§ **Task to carry out**
Every line that holds "Applications" should be shown.

Chart and figure data
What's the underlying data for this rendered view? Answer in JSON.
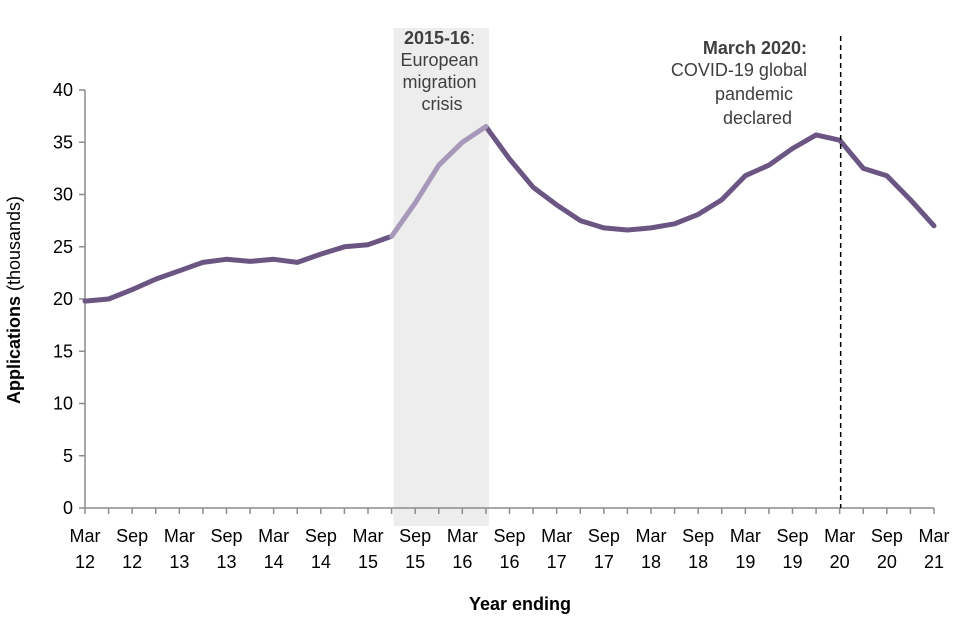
{
  "chart_data": {
    "type": "line",
    "title": "",
    "xlabel": "Year ending",
    "ylabel": "Applications (thousands)",
    "ylabel_bold": "Applications",
    "ylabel_rest": " (thousands)",
    "ylim": [
      0,
      40
    ],
    "yticks": [
      0,
      5,
      10,
      15,
      20,
      25,
      30,
      35,
      40
    ],
    "grid": false,
    "legend": "none",
    "x": [
      "Mar 12",
      "Jun 12",
      "Sep 12",
      "Dec 12",
      "Mar 13",
      "Jun 13",
      "Sep 13",
      "Dec 13",
      "Mar 14",
      "Jun 14",
      "Sep 14",
      "Dec 14",
      "Mar 15",
      "Jun 15",
      "Sep 15",
      "Dec 15",
      "Mar 16",
      "Jun 16",
      "Sep 16",
      "Dec 16",
      "Mar 17",
      "Jun 17",
      "Sep 17",
      "Dec 17",
      "Mar 18",
      "Jun 18",
      "Sep 18",
      "Dec 18",
      "Mar 19",
      "Jun 19",
      "Sep 19",
      "Dec 19",
      "Mar 20",
      "Jun 20",
      "Sep 20",
      "Dec 20",
      "Mar 21"
    ],
    "xtick_labels": [
      {
        "top": "Mar",
        "bottom": "12"
      },
      {
        "top": "Sep",
        "bottom": "12"
      },
      {
        "top": "Mar",
        "bottom": "13"
      },
      {
        "top": "Sep",
        "bottom": "13"
      },
      {
        "top": "Mar",
        "bottom": "14"
      },
      {
        "top": "Sep",
        "bottom": "14"
      },
      {
        "top": "Mar",
        "bottom": "15"
      },
      {
        "top": "Sep",
        "bottom": "15"
      },
      {
        "top": "Mar",
        "bottom": "16"
      },
      {
        "top": "Sep",
        "bottom": "16"
      },
      {
        "top": "Mar",
        "bottom": "17"
      },
      {
        "top": "Sep",
        "bottom": "17"
      },
      {
        "top": "Mar",
        "bottom": "18"
      },
      {
        "top": "Sep",
        "bottom": "18"
      },
      {
        "top": "Mar",
        "bottom": "19"
      },
      {
        "top": "Sep",
        "bottom": "19"
      },
      {
        "top": "Mar",
        "bottom": "20"
      },
      {
        "top": "Sep",
        "bottom": "20"
      },
      {
        "top": "Mar",
        "bottom": "21"
      }
    ],
    "series": [
      {
        "values": [
          19.8,
          20.0,
          20.9,
          21.9,
          22.7,
          23.5,
          23.8,
          23.6,
          23.8,
          23.5,
          24.3,
          25.0,
          25.2,
          26.0,
          29.2,
          32.8,
          35.0,
          36.5,
          33.4,
          30.7,
          29.0,
          27.5,
          26.8,
          26.6,
          26.8,
          27.2,
          28.1,
          29.5,
          31.8,
          32.8,
          34.4,
          35.7,
          35.2,
          32.5,
          31.8,
          29.5,
          27.0
        ],
        "color": "#6b5683",
        "highlight_color": "#a797b8"
      }
    ],
    "annotations": {
      "shaded_region": {
        "x_start": "Jun 15",
        "x_end": "Jun 16",
        "color": "#ededed",
        "label_bold": "2015-16",
        "label_rest": ":",
        "label_lines": [
          "European",
          "migration",
          "crisis"
        ]
      },
      "event_line": {
        "x": "Mar 20",
        "style": "dashed",
        "label_bold": "March 2020:",
        "label_lines": [
          "COVID-19 global",
          "pandemic",
          "declared"
        ]
      }
    }
  }
}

§ **Worked solution**
    "ylabel": "Applications (thousands)",
    "ylabel_bold": "Applications",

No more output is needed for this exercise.